◆ **TAREFA**: Reescreva em forma de lista o parágrafo do texto de origem que começa com “Embora a subnotificação”, conservando seus fatos principais.

___ TEXTO DE ORIGEM

Se o objetivo fosse de fato a propalada modernização, a
revisão buscaria maior efetividade na prevenção de acidentes e
doenças, frente à persistência de elevados índices de acidentes de
trabalho, como também responder aos problemas que estão
emergindo das novas formas de organização e de contratação do
trabalho. Ao contrário do que diz o governo, a preservação da
saúde de trabalhadores e trabalhadoras não só favorece a
produtividade, como reduz os custos da seguridade social ao
diminuir as milhares de mortes, mutilações e adoecimento, além
do incalculável custo social e humano. Qualquer revisão
deveria levar em conta o diálogo com as entidades sindicais assim
como a realidade do trabalho no país, onde vergonhosamente
ainda se tem que combater o trabalho escravo e infantil, onde
coexistem condições de trabalho que remontam o século XVIII
com tecnologias mais avançadas de robótica e inteligência
artificial, tendo repercussões importantes no perfil de
morbimortalidade relacionada ao trabalho.
Nada disso tem sido levado em conta, ao contrário, as discussões na Comissão Tripartite Paritária Permanente (CTPP) têm sido feitas a toque de caixa tão somente para atingir o objetivo de “enxugar” os conteúdos das normas em 90%, desconsiderando a complexidade das situações de trabalho e os problemas a que cada norma buscou responder.
Nos últimos cinco meses, seis normas foram alteradas e, a
despeito da calamidade pública decorrente da pandemia gerada
pelo coronavírus, o governo manteve o calendário de revisão de
outras normas, dentre elas, a proposta de revogação do anexo
14 da NR 15, referente aos riscos biológicos, baseado em um
parecer tendencioso da Fundacentro que reduz o escopo de
proteção e descaracteriza a insalubridade dos ambientes
de trabalho, relativizando o potencial de danos à saúde de
trabalhadores e trabalhadoras, inclusive na área da saúde.
O adoecimento e morte por Covid-19 de profissionais de saúde não
deixa qualquer dúvida sobre a insalubridade do trabalho em
saúde. Contraditoriamente, profissionais têm sido os principais
protagonistas na guerra contra o vírus e fazem parte dos
grupos em maior situação de vulnerabilidade, agravada pela falta e
inadequação dos EPIs e por outras situações que mencionamos
nesta nota.
Embora a subnotificação e a falta de testagem dificultem um quadro
mais preciso da situação, a estimativa é de que 15% de
profissionais de saúde podem ser infectados pelo coronavírus e a
cada dia são noticiados mais mortes e afastamentos do trabalho
por Covid-19. Esta situação, inquestionavelmente dramática, tem
mobilizado o apoio da sociedade e a movimentação de
parlamentares para assegurar direitos por meio da elaboração de
Projetos de Lei visando a garantia efetiva de proteção, do
adicional de insalubridade e de pensão à família em caso de
morte.

______
___ SEÇÃO DE DADOS

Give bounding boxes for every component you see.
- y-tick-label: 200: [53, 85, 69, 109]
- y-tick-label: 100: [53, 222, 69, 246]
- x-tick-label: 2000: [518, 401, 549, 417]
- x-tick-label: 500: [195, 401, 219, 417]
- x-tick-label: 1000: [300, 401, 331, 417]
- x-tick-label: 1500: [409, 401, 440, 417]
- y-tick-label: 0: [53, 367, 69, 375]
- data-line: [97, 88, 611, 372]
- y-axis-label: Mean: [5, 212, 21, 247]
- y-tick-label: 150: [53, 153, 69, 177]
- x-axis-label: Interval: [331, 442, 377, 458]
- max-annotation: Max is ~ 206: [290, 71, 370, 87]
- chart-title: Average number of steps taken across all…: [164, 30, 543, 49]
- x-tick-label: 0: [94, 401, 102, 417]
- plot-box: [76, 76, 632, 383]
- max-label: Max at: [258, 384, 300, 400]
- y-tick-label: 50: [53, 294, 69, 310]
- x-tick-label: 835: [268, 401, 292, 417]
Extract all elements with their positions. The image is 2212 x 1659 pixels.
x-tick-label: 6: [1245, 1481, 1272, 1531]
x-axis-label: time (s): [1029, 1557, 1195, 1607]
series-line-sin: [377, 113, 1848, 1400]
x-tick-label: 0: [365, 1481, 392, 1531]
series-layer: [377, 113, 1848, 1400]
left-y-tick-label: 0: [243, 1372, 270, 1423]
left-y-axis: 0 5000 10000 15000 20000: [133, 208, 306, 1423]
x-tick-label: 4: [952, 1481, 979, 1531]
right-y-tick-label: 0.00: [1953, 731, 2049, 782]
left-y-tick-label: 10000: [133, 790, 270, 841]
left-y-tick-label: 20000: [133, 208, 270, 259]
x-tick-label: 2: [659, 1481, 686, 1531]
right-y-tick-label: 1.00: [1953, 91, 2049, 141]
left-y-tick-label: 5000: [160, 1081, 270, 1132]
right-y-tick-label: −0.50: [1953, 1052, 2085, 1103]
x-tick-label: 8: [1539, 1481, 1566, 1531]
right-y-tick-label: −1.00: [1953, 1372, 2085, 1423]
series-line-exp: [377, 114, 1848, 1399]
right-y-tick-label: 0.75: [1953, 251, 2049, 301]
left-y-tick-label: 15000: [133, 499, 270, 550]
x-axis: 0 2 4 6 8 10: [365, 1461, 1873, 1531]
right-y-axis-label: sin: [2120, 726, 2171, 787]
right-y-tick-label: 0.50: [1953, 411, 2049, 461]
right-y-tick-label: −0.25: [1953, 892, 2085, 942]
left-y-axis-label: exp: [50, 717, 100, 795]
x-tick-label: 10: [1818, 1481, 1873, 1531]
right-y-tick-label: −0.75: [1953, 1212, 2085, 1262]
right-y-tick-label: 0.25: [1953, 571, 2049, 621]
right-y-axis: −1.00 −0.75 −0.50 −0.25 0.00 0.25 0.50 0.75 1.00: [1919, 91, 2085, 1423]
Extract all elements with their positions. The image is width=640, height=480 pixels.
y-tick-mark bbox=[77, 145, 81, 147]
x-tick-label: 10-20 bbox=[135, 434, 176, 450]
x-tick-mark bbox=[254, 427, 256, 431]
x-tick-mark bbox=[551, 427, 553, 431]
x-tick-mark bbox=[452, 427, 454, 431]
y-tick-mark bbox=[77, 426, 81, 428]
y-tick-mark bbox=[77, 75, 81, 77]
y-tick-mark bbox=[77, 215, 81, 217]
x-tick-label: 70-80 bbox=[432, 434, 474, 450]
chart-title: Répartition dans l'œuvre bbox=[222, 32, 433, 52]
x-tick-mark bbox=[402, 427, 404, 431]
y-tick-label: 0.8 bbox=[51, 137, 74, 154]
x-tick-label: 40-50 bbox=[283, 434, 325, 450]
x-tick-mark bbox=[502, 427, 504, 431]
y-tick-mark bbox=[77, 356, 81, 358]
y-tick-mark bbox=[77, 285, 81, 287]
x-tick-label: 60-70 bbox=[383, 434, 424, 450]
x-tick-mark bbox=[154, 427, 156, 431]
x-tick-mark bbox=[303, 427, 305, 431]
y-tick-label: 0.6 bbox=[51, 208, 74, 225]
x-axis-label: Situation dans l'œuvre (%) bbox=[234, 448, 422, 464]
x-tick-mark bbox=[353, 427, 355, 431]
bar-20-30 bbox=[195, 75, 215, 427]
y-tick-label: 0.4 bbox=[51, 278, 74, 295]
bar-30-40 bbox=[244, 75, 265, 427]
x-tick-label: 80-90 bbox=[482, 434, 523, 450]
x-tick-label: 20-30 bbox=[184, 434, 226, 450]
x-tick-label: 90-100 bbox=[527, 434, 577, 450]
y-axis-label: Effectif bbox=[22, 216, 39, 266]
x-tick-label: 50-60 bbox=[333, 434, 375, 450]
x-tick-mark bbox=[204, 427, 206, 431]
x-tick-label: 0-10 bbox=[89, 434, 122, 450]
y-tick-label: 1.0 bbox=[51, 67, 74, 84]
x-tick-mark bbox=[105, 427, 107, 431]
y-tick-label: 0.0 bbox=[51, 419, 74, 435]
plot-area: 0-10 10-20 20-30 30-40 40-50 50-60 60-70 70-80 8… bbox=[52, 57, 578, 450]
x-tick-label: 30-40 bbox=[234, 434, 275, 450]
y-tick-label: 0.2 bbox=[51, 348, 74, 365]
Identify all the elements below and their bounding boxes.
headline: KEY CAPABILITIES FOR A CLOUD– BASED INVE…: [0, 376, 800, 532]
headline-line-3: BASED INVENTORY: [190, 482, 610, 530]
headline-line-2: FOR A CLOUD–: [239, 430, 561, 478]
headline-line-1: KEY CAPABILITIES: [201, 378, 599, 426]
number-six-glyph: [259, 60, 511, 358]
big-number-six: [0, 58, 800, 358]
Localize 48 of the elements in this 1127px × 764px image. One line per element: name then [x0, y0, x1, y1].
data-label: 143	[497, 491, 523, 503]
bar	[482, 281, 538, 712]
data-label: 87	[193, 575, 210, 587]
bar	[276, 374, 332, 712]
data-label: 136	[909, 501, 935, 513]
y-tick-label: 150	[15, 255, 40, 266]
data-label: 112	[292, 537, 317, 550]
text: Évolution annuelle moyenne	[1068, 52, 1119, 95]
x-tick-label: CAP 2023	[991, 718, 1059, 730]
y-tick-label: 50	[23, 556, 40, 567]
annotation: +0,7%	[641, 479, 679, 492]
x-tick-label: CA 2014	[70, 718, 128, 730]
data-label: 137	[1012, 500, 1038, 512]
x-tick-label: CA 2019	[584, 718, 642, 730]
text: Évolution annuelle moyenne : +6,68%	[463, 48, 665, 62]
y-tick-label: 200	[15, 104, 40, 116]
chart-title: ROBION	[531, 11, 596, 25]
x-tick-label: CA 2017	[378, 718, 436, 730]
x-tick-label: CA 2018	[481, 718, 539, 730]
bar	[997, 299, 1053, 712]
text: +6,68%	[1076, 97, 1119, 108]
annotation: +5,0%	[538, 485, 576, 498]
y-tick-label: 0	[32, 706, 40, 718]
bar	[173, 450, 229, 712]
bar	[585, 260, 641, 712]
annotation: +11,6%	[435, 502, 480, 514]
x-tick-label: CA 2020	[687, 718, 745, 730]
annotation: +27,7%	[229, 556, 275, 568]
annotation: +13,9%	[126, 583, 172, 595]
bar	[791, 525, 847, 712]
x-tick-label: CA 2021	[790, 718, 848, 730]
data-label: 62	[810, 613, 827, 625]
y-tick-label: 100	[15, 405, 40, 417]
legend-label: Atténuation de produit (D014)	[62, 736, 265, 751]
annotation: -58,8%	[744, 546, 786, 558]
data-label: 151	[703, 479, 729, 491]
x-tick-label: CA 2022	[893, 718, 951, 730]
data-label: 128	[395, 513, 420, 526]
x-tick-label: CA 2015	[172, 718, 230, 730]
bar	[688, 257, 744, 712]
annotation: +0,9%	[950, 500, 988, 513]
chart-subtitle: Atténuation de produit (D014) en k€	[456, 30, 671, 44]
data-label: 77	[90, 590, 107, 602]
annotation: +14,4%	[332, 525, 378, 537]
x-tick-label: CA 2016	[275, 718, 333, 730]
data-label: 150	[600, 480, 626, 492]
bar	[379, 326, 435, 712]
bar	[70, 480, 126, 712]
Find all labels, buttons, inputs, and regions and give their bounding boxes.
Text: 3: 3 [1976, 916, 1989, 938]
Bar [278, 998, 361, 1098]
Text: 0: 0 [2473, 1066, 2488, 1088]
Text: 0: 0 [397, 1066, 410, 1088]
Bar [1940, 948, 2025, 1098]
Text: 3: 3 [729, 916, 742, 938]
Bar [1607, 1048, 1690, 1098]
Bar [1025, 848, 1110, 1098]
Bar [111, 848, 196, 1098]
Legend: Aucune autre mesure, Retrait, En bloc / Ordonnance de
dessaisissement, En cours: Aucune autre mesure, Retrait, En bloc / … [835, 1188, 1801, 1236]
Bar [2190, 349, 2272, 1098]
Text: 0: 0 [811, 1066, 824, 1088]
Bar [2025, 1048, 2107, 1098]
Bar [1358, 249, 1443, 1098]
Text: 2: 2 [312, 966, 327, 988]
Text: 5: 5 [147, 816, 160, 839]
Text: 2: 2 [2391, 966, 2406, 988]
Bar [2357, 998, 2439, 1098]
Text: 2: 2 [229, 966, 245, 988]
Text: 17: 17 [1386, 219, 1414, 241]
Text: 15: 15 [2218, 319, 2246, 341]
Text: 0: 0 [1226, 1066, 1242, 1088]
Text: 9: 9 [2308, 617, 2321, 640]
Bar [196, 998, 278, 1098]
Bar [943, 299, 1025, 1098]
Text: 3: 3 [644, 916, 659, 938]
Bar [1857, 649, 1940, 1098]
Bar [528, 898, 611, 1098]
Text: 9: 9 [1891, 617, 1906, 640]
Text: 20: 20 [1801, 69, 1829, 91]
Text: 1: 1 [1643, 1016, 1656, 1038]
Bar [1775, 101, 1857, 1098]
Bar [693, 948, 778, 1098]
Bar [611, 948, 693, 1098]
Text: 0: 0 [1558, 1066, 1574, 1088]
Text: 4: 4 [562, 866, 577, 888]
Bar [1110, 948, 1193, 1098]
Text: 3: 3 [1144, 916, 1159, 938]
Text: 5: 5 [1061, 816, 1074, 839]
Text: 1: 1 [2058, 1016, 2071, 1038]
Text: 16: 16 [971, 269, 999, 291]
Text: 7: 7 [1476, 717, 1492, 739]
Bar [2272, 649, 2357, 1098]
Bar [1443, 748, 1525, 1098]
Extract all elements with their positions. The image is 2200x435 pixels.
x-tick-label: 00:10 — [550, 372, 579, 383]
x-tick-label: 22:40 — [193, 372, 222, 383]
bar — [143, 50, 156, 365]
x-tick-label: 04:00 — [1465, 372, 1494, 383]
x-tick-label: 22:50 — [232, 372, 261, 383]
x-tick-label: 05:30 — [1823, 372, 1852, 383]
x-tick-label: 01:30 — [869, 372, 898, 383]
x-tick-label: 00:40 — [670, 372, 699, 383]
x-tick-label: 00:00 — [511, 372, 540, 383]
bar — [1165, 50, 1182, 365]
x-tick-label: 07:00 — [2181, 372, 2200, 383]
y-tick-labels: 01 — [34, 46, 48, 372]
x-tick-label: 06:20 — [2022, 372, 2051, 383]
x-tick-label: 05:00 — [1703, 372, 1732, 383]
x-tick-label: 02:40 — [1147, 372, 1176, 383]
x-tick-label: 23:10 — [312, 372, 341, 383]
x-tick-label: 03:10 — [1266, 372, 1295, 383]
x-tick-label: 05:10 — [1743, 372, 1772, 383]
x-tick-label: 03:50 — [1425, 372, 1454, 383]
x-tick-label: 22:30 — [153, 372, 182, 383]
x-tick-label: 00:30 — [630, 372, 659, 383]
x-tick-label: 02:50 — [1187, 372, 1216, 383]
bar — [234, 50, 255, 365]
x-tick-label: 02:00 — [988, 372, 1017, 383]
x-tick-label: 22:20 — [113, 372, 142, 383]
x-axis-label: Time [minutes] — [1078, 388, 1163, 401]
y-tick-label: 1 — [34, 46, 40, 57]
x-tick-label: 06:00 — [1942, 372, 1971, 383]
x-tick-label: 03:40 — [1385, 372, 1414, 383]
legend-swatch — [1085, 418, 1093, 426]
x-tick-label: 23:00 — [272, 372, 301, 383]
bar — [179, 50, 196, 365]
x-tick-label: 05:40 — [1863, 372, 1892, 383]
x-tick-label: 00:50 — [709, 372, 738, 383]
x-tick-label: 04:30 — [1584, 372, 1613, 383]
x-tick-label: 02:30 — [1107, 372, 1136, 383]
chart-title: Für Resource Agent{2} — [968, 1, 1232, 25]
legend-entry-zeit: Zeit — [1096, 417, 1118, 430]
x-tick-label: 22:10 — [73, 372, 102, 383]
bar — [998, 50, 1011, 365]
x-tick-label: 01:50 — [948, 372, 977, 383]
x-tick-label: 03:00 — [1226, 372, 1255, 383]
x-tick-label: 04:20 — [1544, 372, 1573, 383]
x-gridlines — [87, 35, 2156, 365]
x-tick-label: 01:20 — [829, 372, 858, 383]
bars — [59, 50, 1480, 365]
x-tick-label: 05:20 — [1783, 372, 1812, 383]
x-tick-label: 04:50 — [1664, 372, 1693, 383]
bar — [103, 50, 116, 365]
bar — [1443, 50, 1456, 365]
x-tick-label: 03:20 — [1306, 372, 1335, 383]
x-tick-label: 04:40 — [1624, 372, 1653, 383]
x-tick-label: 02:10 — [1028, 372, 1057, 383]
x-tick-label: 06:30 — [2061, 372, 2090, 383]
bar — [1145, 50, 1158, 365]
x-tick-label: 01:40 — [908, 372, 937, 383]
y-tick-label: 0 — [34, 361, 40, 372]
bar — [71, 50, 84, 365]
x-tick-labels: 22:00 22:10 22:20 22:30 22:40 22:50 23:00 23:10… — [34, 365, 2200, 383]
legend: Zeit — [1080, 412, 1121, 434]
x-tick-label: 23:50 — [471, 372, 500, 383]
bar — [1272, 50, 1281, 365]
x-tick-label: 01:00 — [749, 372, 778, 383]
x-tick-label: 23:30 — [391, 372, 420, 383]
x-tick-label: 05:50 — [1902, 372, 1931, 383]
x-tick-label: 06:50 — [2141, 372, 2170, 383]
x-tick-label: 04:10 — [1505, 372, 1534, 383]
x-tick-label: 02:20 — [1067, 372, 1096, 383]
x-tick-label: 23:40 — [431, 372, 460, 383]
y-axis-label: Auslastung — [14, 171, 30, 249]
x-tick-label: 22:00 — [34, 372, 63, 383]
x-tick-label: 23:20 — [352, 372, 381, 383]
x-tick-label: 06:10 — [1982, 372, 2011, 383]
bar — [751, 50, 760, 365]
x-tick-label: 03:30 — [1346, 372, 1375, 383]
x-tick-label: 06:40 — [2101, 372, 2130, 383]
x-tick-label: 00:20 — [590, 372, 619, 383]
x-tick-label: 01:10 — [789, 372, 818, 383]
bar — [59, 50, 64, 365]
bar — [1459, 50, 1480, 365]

______

◆ **RESPOSTA ESPERADA**:
- A subnotificação e a falta de testagem dificultam um quadro mais preciso da situação.
- Estima-se que 15% dos profissionais de saúde podem ser infectados pelo coronavírus.
- A cada dia são noticiados mais mortes e afastamentos do trabalho por Covid-19.
- A situação tem mobilizado o apoio da sociedade e a movimentação de parlamentares.
- Os parlamentares elaboram Projetos de Lei para garantir proteção efetiva, adicional de insalubridade e pensão à família em caso de morte.